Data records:
"""
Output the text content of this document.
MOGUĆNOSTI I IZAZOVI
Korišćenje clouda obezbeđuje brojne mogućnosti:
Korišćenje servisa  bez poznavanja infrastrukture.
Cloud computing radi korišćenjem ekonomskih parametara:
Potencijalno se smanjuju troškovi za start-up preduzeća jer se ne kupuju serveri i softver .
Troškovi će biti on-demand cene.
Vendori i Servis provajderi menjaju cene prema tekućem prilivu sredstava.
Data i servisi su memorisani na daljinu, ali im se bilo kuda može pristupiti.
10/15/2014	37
"""
Give only the number of lines in the entries above that contain the string "cene".

Complete response: 2